### Data entries for graphics
......

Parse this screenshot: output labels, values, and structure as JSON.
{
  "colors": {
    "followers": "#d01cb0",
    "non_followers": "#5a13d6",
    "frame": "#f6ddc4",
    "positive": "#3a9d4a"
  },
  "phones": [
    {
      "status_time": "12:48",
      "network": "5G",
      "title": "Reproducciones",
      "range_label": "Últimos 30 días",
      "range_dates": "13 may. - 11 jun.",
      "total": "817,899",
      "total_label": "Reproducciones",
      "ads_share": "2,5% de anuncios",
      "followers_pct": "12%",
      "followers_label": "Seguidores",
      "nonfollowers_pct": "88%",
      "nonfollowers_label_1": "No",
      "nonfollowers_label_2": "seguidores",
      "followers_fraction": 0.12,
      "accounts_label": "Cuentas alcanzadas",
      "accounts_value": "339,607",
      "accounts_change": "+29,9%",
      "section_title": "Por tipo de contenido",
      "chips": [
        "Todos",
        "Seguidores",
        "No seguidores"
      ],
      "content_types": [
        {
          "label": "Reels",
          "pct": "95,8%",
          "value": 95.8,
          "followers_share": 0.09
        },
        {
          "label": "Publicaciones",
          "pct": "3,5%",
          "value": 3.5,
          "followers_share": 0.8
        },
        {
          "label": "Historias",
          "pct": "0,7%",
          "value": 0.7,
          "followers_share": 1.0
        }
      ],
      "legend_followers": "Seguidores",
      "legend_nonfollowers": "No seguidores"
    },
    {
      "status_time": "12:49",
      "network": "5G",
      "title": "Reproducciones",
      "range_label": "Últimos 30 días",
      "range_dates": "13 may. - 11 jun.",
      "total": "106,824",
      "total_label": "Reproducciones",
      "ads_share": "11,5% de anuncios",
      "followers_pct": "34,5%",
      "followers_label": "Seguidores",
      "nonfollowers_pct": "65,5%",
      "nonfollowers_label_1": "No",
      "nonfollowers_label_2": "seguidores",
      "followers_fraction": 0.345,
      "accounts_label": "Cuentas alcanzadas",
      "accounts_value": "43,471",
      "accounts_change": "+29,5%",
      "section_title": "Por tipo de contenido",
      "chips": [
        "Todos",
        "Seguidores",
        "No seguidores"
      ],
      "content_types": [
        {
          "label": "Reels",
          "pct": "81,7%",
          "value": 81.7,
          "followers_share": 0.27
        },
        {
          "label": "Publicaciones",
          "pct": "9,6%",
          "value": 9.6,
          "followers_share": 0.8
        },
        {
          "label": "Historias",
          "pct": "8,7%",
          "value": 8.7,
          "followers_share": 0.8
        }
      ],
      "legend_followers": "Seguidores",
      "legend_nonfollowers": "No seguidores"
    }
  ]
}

......

### STATED GOAL
Return all lines with the word "anuncios" in them.

### CORRECT RESPONSE
      "ads_share": "2,5% de anuncios",
      "ads_share": "11,5% de anuncios",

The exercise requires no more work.